Problem details –
Determine how many lines of the material hold the string "echelle" and reply with only that number.

(Records contained in a dataset)
━━━━━━━━━━━━━━━━━━━━━━━━━━━━━━
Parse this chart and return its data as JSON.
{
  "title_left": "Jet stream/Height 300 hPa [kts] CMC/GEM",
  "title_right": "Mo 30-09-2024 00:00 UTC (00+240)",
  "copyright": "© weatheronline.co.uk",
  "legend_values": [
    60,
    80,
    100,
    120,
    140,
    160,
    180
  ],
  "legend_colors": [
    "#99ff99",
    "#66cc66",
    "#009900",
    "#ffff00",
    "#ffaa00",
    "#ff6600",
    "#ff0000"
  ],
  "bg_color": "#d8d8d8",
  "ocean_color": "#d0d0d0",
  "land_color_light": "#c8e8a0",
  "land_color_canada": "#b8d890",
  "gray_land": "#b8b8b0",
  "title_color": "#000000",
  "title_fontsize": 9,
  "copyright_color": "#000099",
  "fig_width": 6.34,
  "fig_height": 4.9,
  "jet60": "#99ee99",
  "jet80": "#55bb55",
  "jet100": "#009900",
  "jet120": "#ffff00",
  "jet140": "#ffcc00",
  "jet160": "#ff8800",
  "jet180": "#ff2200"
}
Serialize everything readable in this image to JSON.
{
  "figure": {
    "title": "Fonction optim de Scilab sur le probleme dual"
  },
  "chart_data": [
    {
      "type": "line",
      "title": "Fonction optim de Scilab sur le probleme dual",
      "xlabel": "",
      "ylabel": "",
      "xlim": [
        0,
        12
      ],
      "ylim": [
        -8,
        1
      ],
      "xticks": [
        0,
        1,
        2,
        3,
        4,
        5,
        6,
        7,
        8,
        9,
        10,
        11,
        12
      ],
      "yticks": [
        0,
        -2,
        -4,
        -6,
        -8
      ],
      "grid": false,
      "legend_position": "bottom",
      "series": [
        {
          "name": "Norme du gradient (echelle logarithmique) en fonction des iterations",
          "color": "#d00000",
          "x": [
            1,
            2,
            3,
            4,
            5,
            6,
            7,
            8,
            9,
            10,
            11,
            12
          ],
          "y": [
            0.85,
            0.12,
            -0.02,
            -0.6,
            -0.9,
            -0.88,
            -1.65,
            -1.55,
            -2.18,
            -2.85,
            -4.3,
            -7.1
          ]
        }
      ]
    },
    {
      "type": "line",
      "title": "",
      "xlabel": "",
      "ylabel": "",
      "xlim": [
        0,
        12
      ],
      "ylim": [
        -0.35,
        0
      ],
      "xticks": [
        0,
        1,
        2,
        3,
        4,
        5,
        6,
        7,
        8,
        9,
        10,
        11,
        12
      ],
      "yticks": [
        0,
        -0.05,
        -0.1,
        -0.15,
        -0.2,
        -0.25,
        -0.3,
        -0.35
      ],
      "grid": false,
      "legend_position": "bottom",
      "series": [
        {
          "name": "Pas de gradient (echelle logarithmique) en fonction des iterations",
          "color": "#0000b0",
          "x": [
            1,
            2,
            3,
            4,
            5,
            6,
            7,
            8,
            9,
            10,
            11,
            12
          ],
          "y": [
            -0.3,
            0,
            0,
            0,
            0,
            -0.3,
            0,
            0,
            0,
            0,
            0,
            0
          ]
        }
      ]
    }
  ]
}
━━━━━━━━━━━━━━━━━━━━━━━━━━━━━━
The result –
2